TASK TO CARRY OUT: Please print all of the material below, word for word.

RECORDS FOR PROCESSING:
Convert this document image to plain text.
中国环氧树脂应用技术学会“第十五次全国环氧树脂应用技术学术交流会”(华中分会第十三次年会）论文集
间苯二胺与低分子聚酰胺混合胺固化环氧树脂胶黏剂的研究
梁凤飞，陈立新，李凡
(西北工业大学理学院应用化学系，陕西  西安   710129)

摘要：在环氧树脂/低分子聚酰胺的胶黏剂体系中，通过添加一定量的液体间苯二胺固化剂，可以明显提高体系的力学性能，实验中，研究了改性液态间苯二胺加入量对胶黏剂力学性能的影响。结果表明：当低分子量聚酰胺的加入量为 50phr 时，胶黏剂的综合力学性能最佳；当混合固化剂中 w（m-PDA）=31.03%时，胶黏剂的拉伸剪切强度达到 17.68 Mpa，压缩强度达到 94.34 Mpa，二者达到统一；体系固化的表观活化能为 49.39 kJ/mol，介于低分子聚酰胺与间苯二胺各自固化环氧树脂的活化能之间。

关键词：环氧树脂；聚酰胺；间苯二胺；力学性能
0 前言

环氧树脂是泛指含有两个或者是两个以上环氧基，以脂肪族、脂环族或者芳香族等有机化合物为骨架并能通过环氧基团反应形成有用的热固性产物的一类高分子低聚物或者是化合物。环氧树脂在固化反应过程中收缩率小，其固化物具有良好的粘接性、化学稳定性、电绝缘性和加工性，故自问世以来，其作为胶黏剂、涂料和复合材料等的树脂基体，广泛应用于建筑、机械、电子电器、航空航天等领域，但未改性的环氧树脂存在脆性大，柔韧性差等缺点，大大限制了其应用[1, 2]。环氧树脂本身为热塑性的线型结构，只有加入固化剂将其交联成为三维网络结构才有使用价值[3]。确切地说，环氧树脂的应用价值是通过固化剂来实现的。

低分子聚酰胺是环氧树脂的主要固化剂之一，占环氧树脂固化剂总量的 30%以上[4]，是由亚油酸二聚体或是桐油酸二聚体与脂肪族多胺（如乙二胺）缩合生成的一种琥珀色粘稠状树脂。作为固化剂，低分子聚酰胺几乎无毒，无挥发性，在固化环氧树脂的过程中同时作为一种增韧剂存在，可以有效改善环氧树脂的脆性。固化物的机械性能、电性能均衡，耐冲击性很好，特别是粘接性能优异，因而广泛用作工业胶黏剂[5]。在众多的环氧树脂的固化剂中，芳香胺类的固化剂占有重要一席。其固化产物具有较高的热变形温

CORRECT OUTPUT:
Convert this document image to plain text.
中国环氧树脂应用技术学会“第十五次全国环氧树脂应用技术学术交流会”(华中分会第十三次年会）论文集
间苯二胺与低分子聚酰胺混合胺固化环氧树脂胶黏剂的研究
梁凤飞，陈立新，李凡
(西北工业大学理学院应用化学系，陕西  西安   710129)

摘要：在环氧树脂/低分子聚酰胺的胶黏剂体系中，通过添加一定量的液体间苯二胺固化剂，可以明显提高体系的力学性能，实验中，研究了改性液态间苯二胺加入量对胶黏剂力学性能的影响。结果表明：当低分子量聚酰胺的加入量为 50phr 时，胶黏剂的综合力学性能最佳；当混合固化剂中 w（m-PDA）=31.03%时，胶黏剂的拉伸剪切强度达到 17.68 Mpa，压缩强度达到 94.34 Mpa，二者达到统一；体系固化的表观活化能为 49.39 kJ/mol，介于低分子聚酰胺与间苯二胺各自固化环氧树脂的活化能之间。

关键词：环氧树脂；聚酰胺；间苯二胺；力学性能
0 前言

环氧树脂是泛指含有两个或者是两个以上环氧基，以脂肪族、脂环族或者芳香族等有机化合物为骨架并能通过环氧基团反应形成有用的热固性产物的一类高分子低聚物或者是化合物。环氧树脂在固化反应过程中收缩率小，其固化物具有良好的粘接性、化学稳定性、电绝缘性和加工性，故自问世以来，其作为胶黏剂、涂料和复合材料等的树脂基体，广泛应用于建筑、机械、电子电器、航空航天等领域，但未改性的环氧树脂存在脆性大，柔韧性差等缺点，大大限制了其应用[1, 2]。环氧树脂本身为热塑性的线型结构，只有加入固化剂将其交联成为三维网络结构才有使用价值[3]。确切地说，环氧树脂的应用价值是通过固化剂来实现的。

低分子聚酰胺是环氧树脂的主要固化剂之一，占环氧树脂固化剂总量的 30%以上[4]，是由亚油酸二聚体或是桐油酸二聚体与脂肪族多胺（如乙二胺）缩合生成的一种琥珀色粘稠状树脂。作为固化剂，低分子聚酰胺几乎无毒，无挥发性，在固化环氧树脂的过程中同时作为一种增韧剂存在，可以有效改善环氧树脂的脆性。固化物的机械性能、电性能均衡，耐冲击性很好，特别是粘接性能优异，因而广泛用作工业胶黏剂[5]。在众多的环氧树脂的固化剂中，芳香胺类的固化剂占有重要一席。其固化产物具有较高的热变形温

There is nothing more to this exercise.